● What needs to be done
Where a line contains the word "بالتملك", copy that line in full.
--- Start Records provided ---
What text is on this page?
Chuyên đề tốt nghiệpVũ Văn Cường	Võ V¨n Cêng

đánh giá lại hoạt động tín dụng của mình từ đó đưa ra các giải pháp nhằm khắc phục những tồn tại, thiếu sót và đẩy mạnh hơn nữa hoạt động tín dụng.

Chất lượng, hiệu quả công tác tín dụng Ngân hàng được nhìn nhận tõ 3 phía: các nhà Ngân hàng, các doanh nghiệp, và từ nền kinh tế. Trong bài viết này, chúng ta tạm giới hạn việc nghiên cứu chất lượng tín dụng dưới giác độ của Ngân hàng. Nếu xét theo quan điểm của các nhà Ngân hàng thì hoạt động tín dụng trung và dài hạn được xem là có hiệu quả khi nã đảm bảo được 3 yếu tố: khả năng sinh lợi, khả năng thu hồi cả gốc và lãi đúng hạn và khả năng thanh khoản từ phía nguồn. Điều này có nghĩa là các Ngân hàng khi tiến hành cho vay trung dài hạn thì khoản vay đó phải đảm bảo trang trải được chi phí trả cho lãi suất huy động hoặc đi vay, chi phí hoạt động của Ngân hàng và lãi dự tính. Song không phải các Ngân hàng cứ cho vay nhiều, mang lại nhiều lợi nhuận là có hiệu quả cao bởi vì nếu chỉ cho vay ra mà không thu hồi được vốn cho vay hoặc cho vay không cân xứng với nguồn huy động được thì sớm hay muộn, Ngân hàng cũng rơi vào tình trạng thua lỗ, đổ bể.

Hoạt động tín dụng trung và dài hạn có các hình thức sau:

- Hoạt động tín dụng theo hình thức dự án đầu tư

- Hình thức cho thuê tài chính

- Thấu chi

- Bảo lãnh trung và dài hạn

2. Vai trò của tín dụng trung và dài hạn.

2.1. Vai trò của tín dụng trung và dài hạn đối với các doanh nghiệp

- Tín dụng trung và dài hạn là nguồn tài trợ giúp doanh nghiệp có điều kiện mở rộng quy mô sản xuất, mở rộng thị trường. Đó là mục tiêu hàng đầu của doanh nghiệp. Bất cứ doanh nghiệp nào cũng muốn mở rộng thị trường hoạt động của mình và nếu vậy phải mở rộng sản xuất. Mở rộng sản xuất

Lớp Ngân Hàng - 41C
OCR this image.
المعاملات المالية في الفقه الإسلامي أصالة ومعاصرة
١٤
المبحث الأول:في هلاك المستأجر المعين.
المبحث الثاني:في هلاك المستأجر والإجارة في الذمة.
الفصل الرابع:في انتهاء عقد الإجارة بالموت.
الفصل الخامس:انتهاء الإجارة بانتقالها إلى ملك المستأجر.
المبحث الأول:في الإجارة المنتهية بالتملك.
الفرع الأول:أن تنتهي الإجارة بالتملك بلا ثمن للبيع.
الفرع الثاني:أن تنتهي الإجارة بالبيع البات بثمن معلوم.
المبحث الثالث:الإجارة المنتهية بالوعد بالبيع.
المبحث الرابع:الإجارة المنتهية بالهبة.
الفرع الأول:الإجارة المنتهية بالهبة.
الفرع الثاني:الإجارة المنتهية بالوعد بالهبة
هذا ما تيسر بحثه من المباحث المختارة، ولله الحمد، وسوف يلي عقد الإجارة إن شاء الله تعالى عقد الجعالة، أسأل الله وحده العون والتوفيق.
--- End Records provided ---
● Result
المبحث الأول:في الإجارة المنتهية بالتملك.
الفرع الأول:أن تنتهي الإجارة بالتملك بلا ثمن للبيع.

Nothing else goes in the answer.